> _Directions_:
A – Answer these questions using the I-131-CLR1404 trial listing:
(i) What status is the study listed under?
(ii) What trial end date is given?
(iii) How will the recommended dose identified in this study be used?
B – Continue the I-131-CLR1404 trial listing from the point where it stops.

> _Supplied passage_:
────────
Dose Escalation Study of I-131-CLR1404 in Subjects With Cancer That Does Not Respond to Treatment or Has Returned
Status:
Completed
Trial end date:
2014-01-01
Target enrollment:
Participant gender:
Summary
The purpose of this study is to determine the recommended dose of I-131-CLR1404, a
radiolabeled therapy compound, for treating subjects with cancer that does not respond to
treatment or has returned. The identified recommended dose in this study will be used as the
optimal dose of I-131-CLR1404 in subsequent clinical trials conducted for later phase
clinical development.
────────
> _Entries provided_:
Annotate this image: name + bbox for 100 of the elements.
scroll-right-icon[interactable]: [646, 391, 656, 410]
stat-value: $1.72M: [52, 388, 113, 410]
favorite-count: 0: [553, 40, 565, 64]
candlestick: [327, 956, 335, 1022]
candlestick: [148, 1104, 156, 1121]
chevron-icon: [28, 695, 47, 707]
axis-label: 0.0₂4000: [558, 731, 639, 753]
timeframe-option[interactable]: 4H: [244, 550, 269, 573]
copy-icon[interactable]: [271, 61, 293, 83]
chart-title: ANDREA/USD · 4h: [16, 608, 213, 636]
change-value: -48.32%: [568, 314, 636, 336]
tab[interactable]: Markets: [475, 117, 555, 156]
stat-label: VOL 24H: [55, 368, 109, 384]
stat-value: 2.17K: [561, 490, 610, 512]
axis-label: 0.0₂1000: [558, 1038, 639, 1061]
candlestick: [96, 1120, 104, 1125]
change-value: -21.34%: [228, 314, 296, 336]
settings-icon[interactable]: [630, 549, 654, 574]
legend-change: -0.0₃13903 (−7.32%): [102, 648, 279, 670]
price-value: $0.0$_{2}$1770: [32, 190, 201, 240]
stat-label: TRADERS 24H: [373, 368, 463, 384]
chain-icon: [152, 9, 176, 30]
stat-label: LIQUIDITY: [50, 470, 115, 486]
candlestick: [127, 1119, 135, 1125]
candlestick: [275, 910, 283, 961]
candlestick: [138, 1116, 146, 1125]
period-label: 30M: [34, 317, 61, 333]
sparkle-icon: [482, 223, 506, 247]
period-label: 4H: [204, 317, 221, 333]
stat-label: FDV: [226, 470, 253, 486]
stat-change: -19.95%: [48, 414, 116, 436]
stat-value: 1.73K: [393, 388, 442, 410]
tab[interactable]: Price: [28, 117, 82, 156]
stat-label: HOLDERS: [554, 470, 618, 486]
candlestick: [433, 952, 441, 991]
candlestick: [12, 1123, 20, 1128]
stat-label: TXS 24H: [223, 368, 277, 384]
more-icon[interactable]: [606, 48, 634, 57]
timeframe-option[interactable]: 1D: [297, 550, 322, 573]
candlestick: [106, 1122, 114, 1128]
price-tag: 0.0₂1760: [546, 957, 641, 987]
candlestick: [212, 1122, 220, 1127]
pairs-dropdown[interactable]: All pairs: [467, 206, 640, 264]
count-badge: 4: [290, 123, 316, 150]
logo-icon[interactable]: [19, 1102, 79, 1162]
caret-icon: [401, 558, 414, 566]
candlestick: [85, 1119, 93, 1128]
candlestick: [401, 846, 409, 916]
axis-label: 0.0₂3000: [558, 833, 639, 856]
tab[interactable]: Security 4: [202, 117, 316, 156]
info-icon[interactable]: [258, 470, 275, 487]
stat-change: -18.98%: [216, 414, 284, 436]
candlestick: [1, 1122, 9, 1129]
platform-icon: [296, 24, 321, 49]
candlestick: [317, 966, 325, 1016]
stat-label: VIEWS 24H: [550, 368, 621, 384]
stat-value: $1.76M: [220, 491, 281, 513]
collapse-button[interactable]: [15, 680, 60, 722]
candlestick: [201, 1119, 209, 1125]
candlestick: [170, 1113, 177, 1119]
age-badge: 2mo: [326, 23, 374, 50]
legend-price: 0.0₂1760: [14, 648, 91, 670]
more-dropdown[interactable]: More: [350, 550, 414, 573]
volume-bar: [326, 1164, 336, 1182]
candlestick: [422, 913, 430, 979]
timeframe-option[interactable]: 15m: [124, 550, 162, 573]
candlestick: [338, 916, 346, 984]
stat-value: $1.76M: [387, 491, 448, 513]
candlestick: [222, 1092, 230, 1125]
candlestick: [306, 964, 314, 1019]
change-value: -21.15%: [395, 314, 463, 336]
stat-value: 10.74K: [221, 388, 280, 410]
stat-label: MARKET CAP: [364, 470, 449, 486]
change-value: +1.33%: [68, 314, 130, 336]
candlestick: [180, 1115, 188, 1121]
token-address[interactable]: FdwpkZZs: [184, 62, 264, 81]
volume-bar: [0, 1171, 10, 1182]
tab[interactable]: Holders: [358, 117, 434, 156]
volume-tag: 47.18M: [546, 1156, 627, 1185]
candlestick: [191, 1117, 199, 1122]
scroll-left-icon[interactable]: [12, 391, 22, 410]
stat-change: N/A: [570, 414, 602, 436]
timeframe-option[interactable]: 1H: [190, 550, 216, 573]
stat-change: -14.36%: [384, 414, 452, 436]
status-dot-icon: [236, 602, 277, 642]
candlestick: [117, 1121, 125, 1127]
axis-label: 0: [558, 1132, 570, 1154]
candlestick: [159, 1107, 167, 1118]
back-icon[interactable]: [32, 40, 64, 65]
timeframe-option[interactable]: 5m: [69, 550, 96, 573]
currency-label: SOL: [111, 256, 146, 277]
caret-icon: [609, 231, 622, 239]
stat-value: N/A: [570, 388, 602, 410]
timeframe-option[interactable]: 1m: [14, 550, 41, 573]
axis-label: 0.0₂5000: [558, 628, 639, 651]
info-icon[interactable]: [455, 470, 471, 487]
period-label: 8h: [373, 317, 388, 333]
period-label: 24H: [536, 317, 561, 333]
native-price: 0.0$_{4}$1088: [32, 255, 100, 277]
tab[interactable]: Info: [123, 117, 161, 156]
────────
> _Responses to the tasks_:
A –
(i) Completed
(ii) 2014-01-01
(iii) It will be used as the optimal dose of I-131-CLR1404 in subsequent clinical trials conducted for later phase clinical development.

B –
Subjects who meet study entry criteria will receive I-131-CLR1404. For each subject, the
study will be conducted in two phases, dosimetric and therapy. In the dosimetric phase,
subjects will receive one 5 mCi dose of the study drug and undergo whole body imaging on on
the day of infusion and on post-infusion days 1, 2, 3, and 6 for assessment of
biodistribution of I-131-CLR1404. If normal and expected biodistribution are demonstrated,
the subject will begin the therapy phase. In the therapy phase, the first cohort of subjects
will receive a dose of 12.5 mCi/m2. Dose escalation in subsequent cohorts will initially be
in increments of 12.5 mCi/m2. Subjects will be followed and observed for unacceptable
toxicity through 56 days after the therapy dose infusion with follow-up for up to one year.
All subjects will be prescribed thyroid protection medication to be taken 24 hours prior to
injection of the dosimetric dose, and continuing for 14 days after the administration of the
therapy dose.